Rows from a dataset
================================
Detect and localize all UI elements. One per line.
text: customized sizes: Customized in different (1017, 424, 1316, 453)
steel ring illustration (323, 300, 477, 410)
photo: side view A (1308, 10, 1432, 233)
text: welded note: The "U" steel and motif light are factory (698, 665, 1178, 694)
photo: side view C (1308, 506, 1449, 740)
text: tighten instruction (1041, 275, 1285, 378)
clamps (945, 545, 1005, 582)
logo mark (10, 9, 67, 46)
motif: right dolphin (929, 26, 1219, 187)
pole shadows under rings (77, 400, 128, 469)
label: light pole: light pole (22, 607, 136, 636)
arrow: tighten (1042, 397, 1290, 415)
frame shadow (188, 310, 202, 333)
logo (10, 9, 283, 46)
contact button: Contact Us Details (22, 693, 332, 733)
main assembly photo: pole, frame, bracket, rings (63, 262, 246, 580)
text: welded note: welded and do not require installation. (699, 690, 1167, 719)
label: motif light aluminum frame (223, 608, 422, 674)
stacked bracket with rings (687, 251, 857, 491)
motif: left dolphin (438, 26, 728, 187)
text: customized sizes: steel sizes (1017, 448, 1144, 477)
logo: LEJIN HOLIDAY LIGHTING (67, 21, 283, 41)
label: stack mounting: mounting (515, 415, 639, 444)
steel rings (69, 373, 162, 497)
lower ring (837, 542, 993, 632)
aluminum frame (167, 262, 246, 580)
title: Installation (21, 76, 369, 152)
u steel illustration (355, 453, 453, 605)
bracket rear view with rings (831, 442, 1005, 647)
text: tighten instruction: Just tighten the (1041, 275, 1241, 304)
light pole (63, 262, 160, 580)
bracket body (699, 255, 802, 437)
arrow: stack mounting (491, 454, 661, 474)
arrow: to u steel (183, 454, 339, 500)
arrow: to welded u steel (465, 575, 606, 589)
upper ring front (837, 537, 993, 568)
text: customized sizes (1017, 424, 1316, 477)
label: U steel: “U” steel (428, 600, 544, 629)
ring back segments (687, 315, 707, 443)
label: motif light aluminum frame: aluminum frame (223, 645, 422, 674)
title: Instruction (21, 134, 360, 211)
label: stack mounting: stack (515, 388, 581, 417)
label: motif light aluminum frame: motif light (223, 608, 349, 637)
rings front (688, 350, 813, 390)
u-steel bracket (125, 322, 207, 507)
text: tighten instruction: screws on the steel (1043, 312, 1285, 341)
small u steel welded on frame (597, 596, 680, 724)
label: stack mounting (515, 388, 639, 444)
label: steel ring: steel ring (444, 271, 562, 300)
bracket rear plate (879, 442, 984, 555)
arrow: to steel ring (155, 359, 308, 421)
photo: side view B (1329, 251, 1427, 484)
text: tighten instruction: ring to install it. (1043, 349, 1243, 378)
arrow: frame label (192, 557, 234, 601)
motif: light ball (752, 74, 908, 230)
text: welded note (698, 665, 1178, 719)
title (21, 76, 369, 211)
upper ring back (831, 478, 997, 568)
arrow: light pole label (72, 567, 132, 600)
================================
- **Problem description**:
Turn every line of the records above into a numbered list, omitting any blank lines.

- **Result of the task**:
1. Detect and localize all UI elements. One per line.
2. text: customized sizes: Customized in different (1017, 424, 1316, 453)
3. steel ring illustration (323, 300, 477, 410)
4. photo: side view A (1308, 10, 1432, 233)
5. text: welded note: The "U" steel and motif light are factory (698, 665, 1178, 694)
6. photo: side view C (1308, 506, 1449, 740)
7. text: tighten instruction (1041, 275, 1285, 378)
8. clamps (945, 545, 1005, 582)
9. logo mark (10, 9, 67, 46)
10. motif: right dolphin (929, 26, 1219, 187)
11. pole shadows under rings (77, 400, 128, 469)
12. label: light pole: light pole (22, 607, 136, 636)
13. arrow: tighten (1042, 397, 1290, 415)
14. frame shadow (188, 310, 202, 333)
15. logo (10, 9, 283, 46)
16. contact button: Contact Us Details (22, 693, 332, 733)
17. main assembly photo: pole, frame, bracket, rings (63, 262, 246, 580)
18. text: welded note: welded and do not require installation. (699, 690, 1167, 719)
19. label: motif light aluminum frame (223, 608, 422, 674)
20. stacked bracket with rings (687, 251, 857, 491)
21. motif: left dolphin (438, 26, 728, 187)
22. text: customized sizes: steel sizes (1017, 448, 1144, 477)
23. logo: LEJIN HOLIDAY LIGHTING (67, 21, 283, 41)
24. label: stack mounting: mounting (515, 415, 639, 444)
25. steel rings (69, 373, 162, 497)
26. lower ring (837, 542, 993, 632)
27. aluminum frame (167, 262, 246, 580)
28. title: Installation (21, 76, 369, 152)
29. u steel illustration (355, 453, 453, 605)
30. bracket rear view with rings (831, 442, 1005, 647)
31. text: tighten instruction: Just tighten the (1041, 275, 1241, 304)
32. light pole (63, 262, 160, 580)
33. bracket body (699, 255, 802, 437)
34. arrow: stack mounting (491, 454, 661, 474)
35. arrow: to u steel (183, 454, 339, 500)
36. arrow: to welded u steel (465, 575, 606, 589)
37. upper ring front (837, 537, 993, 568)
38. text: customized sizes (1017, 424, 1316, 477)
39. label: U steel: “U” steel (428, 600, 544, 629)
40. ring back segments (687, 315, 707, 443)
41. label: motif light aluminum frame: aluminum frame (223, 645, 422, 674)
42. title: Instruction (21, 134, 360, 211)
43. label: stack mounting: stack (515, 388, 581, 417)
44. label: motif light aluminum frame: motif light (223, 608, 349, 637)
45. rings front (688, 350, 813, 390)
46. u-steel bracket (125, 322, 207, 507)
47. text: tighten instruction: screws on the steel (1043, 312, 1285, 341)
48. small u steel welded on frame (597, 596, 680, 724)
49. label: stack mounting (515, 388, 639, 444)
50. label: steel ring: steel ring (444, 271, 562, 300)
51. bracket rear plate (879, 442, 984, 555)
52. arrow: to steel ring (155, 359, 308, 421)
53. photo: side view B (1329, 251, 1427, 484)
54. text: tighten instruction: ring to install it. (1043, 349, 1243, 378)
55. arrow: frame label (192, 557, 234, 601)
56. motif: light ball (752, 74, 908, 230)
57. text: welded note (698, 665, 1178, 719)
58. title (21, 76, 369, 211)
59. upper ring back (831, 478, 997, 568)
60. arrow: light pole label (72, 567, 132, 600)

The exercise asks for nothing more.